__RECORDS FOR PROCESSING__.
________________________

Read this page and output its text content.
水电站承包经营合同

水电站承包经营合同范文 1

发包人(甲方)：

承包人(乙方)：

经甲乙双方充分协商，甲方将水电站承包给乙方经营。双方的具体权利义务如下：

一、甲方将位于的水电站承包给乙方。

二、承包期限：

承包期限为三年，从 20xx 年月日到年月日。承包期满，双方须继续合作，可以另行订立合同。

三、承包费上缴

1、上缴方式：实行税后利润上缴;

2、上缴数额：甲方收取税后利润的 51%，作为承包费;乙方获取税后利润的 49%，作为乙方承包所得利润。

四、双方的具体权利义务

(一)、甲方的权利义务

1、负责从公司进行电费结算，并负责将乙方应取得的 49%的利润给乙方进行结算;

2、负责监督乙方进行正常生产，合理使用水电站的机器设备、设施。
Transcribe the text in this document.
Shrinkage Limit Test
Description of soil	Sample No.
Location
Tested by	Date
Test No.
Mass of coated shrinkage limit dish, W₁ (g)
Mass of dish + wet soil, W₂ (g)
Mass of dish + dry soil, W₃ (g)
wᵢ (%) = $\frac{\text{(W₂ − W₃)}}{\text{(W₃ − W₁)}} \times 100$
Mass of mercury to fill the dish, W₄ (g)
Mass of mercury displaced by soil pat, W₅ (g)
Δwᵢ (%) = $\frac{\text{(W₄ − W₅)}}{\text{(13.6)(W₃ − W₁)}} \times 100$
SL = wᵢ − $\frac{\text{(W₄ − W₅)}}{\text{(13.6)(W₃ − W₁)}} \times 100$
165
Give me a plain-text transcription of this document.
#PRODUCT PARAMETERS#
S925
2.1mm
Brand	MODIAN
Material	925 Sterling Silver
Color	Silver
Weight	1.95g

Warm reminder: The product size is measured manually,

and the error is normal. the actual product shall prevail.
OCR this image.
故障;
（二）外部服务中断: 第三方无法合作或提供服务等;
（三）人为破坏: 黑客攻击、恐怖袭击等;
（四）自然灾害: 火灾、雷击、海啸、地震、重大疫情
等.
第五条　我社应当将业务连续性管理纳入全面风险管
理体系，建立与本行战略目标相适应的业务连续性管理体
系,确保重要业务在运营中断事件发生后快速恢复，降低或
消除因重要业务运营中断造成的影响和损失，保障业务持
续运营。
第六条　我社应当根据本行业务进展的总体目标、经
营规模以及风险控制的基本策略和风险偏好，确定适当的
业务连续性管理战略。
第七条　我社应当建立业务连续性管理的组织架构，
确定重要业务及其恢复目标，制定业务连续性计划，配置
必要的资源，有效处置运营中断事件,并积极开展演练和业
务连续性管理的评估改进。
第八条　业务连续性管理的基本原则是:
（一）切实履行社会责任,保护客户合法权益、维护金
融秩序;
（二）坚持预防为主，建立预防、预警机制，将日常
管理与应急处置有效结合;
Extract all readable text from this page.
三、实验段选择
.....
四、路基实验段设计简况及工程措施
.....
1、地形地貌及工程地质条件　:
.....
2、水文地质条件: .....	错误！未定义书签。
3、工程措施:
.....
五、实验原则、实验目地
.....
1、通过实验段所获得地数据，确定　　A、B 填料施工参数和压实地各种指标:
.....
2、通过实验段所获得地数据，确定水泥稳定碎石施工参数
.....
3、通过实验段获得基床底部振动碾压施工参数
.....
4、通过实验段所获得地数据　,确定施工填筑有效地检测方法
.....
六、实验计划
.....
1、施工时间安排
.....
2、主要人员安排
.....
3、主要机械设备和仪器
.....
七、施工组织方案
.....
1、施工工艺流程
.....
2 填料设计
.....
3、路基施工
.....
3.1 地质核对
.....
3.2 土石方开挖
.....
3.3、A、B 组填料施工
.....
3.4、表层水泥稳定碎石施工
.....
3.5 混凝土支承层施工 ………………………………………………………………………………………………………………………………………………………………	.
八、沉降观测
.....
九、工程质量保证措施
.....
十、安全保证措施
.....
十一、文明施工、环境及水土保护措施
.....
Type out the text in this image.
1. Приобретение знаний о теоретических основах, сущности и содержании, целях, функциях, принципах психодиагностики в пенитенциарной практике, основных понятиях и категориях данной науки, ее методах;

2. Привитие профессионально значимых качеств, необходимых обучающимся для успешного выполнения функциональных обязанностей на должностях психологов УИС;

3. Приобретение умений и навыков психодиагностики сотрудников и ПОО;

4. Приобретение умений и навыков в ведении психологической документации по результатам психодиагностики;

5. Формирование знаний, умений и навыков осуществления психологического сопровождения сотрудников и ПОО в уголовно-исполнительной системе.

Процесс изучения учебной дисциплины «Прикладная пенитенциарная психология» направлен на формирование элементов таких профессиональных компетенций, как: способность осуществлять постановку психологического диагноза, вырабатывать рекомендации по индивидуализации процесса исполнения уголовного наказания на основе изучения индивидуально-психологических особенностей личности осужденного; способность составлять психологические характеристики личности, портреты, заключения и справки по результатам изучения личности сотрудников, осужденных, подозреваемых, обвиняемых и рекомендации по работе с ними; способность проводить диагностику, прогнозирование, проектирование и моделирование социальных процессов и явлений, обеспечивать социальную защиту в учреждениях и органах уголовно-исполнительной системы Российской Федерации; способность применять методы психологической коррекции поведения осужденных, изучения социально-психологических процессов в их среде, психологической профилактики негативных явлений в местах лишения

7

________________________

__WRITTEN TASK__. Give the listing again, word for word.

__EXERCISE RESULT__.
Read this page and output its text content.
水电站承包经营合同

水电站承包经营合同范文 1

发包人(甲方)：

承包人(乙方)：

经甲乙双方充分协商，甲方将水电站承包给乙方经营。双方的具体权利义务如下：

一、甲方将位于的水电站承包给乙方。

二、承包期限：

承包期限为三年，从 20xx 年月日到年月日。承包期满，双方须继续合作，可以另行订立合同。

三、承包费上缴

1、上缴方式：实行税后利润上缴;

2、上缴数额：甲方收取税后利润的 51%，作为承包费;乙方获取税后利润的 49%，作为乙方承包所得利润。

四、双方的具体权利义务

(一)、甲方的权利义务

1、负责从公司进行电费结算，并负责将乙方应取得的 49%的利润给乙方进行结算;

2、负责监督乙方进行正常生产，合理使用水电站的机器设备、设施。
Transcribe the text in this document.
Shrinkage Limit Test
Description of soil	Sample No.
Location
Tested by	Date
Test No.
Mass of coated shrinkage limit dish, W₁ (g)
Mass of dish + wet soil, W₂ (g)
Mass of dish + dry soil, W₃ (g)
wᵢ (%) = $\frac{\text{(W₂ − W₃)}}{\text{(W₃ − W₁)}} \times 100$
Mass of mercury to fill the dish, W₄ (g)
Mass of mercury displaced by soil pat, W₅ (g)
Δwᵢ (%) = $\frac{\text{(W₄ − W₅)}}{\text{(13.6)(W₃ − W₁)}} \times 100$
SL = wᵢ − $\frac{\text{(W₄ − W₅)}}{\text{(13.6)(W₃ − W₁)}} \times 100$
165
Give me a plain-text transcription of this document.
#PRODUCT PARAMETERS#
S925
2.1mm
Brand	MODIAN
Material	925 Sterling Silver
Color	Silver
Weight	1.95g

Warm reminder: The product size is measured manually,

and the error is normal. the actual product shall prevail.
OCR this image.
故障;
（二）外部服务中断: 第三方无法合作或提供服务等;
（三）人为破坏: 黑客攻击、恐怖袭击等;
（四）自然灾害: 火灾、雷击、海啸、地震、重大疫情
等.
第五条　我社应当将业务连续性管理纳入全面风险管
理体系，建立与本行战略目标相适应的业务连续性管理体
系,确保重要业务在运营中断事件发生后快速恢复，降低或
消除因重要业务运营中断造成的影响和损失，保障业务持
续运营。
第六条　我社应当根据本行业务进展的总体目标、经
营规模以及风险控制的基本策略和风险偏好，确定适当的
业务连续性管理战略。
第七条　我社应当建立业务连续性管理的组织架构，
确定重要业务及其恢复目标，制定业务连续性计划，配置
必要的资源，有效处置运营中断事件,并积极开展演练和业
务连续性管理的评估改进。
第八条　业务连续性管理的基本原则是:
（一）切实履行社会责任,保护客户合法权益、维护金
融秩序;
（二）坚持预防为主，建立预防、预警机制，将日常
管理与应急处置有效结合;
Extract all readable text from this page.
三、实验段选择
.....
四、路基实验段设计简况及工程措施
.....
1、地形地貌及工程地质条件　:
.....
2、水文地质条件: .....	错误！未定义书签。
3、工程措施:
.....
五、实验原则、实验目地
.....
1、通过实验段所获得地数据，确定　　A、B 填料施工参数和压实地各种指标:
.....
2、通过实验段所获得地数据，确定水泥稳定碎石施工参数
.....
3、通过实验段获得基床底部振动碾压施工参数
.....
4、通过实验段所获得地数据　,确定施工填筑有效地检测方法
.....
六、实验计划
.....
1、施工时间安排
.....
2、主要人员安排
.....
3、主要机械设备和仪器
.....
七、施工组织方案
.....
1、施工工艺流程
.....
2 填料设计
.....
3、路基施工
.....
3.1 地质核对
.....
3.2 土石方开挖
.....
3.3、A、B 组填料施工
.....
3.4、表层水泥稳定碎石施工
.....
3.5 混凝土支承层施工 ………………………………………………………………………………………………………………………………………………………………	.
八、沉降观测
.....
九、工程质量保证措施
.....
十、安全保证措施
.....
十一、文明施工、环境及水土保护措施
.....
Type out the text in this image.
1. Приобретение знаний о теоретических основах, сущности и содержании, целях, функциях, принципах психодиагностики в пенитенциарной практике, основных понятиях и категориях данной науки, ее методах;

2. Привитие профессионально значимых качеств, необходимых обучающимся для успешного выполнения функциональных обязанностей на должностях психологов УИС;

3. Приобретение умений и навыков психодиагностики сотрудников и ПОО;

4. Приобретение умений и навыков в ведении психологической документации по результатам психодиагностики;

5. Формирование знаний, умений и навыков осуществления психологического сопровождения сотрудников и ПОО в уголовно-исполнительной системе.

Процесс изучения учебной дисциплины «Прикладная пенитенциарная психология» направлен на формирование элементов таких профессиональных компетенций, как: способность осуществлять постановку психологического диагноза, вырабатывать рекомендации по индивидуализации процесса исполнения уголовного наказания на основе изучения индивидуально-психологических особенностей личности осужденного; способность составлять психологические характеристики личности, портреты, заключения и справки по результатам изучения личности сотрудников, осужденных, подозреваемых, обвиняемых и рекомендации по работе с ними; способность проводить диагностику, прогнозирование, проектирование и моделирование социальных процессов и явлений, обеспечивать социальную защиту в учреждениях и органах уголовно-исполнительной системы Российской Федерации; способность применять методы психологической коррекции поведения осужденных, изучения социально-психологических процессов в их среде, психологической профилактики негативных явлений в местах лишения

7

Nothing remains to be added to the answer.